(Dataset excerpt)
+++++

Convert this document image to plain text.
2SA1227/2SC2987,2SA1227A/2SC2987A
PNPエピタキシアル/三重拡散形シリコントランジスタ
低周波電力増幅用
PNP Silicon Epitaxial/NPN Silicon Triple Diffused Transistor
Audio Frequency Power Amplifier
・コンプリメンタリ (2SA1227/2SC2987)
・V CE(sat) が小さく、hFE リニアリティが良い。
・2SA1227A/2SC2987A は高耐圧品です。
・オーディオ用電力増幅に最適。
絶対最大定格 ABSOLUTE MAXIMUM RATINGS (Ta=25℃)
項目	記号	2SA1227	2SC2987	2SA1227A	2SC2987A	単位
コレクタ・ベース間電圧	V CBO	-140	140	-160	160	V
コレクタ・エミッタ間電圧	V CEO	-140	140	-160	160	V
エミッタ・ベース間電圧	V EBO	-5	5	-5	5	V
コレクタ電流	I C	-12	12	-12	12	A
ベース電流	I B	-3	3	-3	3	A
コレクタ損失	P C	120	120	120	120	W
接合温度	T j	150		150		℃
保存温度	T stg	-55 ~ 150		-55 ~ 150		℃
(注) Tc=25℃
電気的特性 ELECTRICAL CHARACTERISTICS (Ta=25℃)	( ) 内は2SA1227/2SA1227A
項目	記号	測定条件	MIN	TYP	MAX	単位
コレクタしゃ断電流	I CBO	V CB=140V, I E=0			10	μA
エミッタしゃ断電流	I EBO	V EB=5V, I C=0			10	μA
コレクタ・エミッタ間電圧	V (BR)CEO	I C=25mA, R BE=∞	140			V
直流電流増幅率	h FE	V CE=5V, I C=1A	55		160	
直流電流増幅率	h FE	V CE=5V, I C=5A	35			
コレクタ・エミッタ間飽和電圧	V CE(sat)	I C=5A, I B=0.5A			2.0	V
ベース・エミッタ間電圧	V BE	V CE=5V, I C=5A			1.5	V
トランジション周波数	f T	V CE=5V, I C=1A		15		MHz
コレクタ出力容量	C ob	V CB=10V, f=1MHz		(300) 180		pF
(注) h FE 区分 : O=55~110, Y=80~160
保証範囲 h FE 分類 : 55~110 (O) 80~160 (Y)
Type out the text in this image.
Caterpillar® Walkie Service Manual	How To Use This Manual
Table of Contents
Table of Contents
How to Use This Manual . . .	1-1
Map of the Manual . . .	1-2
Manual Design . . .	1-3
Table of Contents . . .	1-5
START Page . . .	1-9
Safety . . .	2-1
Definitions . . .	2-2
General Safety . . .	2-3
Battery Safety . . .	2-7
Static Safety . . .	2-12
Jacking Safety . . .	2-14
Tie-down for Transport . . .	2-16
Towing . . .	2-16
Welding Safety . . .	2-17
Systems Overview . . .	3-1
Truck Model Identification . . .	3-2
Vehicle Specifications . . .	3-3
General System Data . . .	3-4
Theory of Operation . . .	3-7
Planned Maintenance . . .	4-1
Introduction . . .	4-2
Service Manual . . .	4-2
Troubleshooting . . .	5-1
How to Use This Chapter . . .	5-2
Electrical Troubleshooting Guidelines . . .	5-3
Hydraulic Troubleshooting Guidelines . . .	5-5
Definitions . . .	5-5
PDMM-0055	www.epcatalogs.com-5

+++++

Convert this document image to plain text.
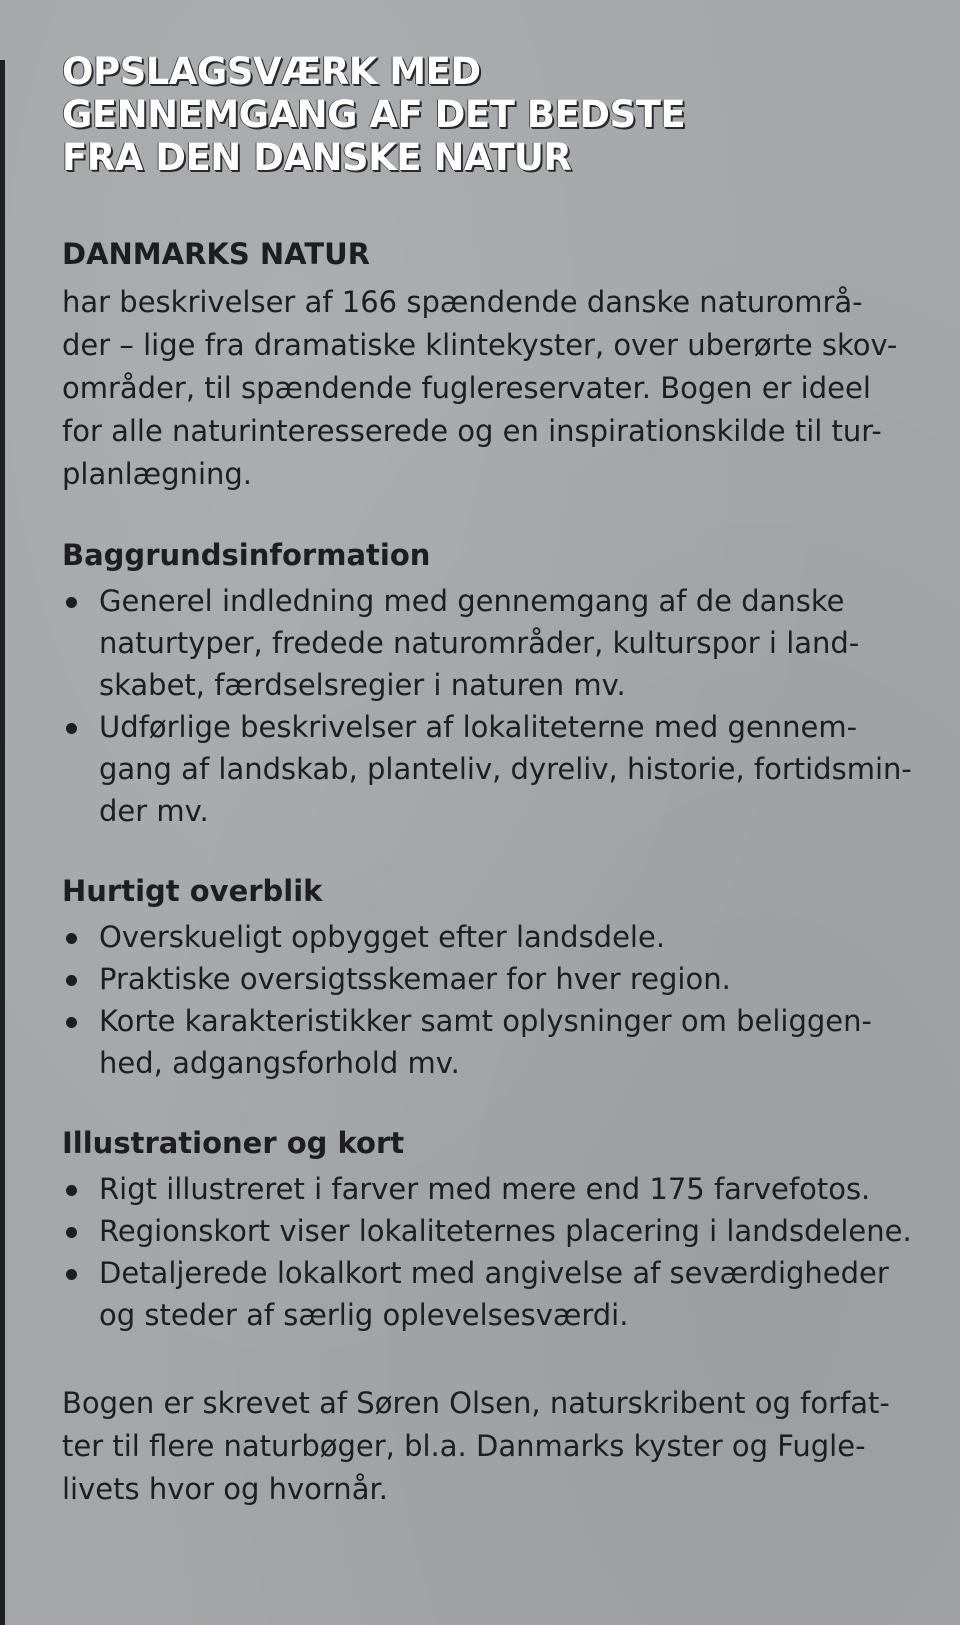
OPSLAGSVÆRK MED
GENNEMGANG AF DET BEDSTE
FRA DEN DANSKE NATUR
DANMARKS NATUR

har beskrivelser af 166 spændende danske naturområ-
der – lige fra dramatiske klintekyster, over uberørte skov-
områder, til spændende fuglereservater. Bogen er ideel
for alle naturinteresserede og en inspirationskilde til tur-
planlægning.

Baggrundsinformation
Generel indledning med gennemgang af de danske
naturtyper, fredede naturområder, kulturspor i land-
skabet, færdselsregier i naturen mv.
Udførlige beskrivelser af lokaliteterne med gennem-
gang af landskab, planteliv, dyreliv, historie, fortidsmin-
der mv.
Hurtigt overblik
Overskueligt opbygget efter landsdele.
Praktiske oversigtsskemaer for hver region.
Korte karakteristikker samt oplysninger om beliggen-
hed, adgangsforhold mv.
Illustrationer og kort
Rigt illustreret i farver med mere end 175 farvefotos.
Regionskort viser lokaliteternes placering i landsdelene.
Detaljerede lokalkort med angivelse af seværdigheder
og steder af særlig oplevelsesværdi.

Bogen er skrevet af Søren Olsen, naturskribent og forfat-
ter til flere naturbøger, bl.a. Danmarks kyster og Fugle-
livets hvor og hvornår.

+++++

__Exercise__. Copy each line of the listing that contains the string "Troubleshooting".

__Exercise solution__.
Troubleshooting . . .	5-1
Electrical Troubleshooting Guidelines . . .	5-3
Hydraulic Troubleshooting Guidelines . . .	5-5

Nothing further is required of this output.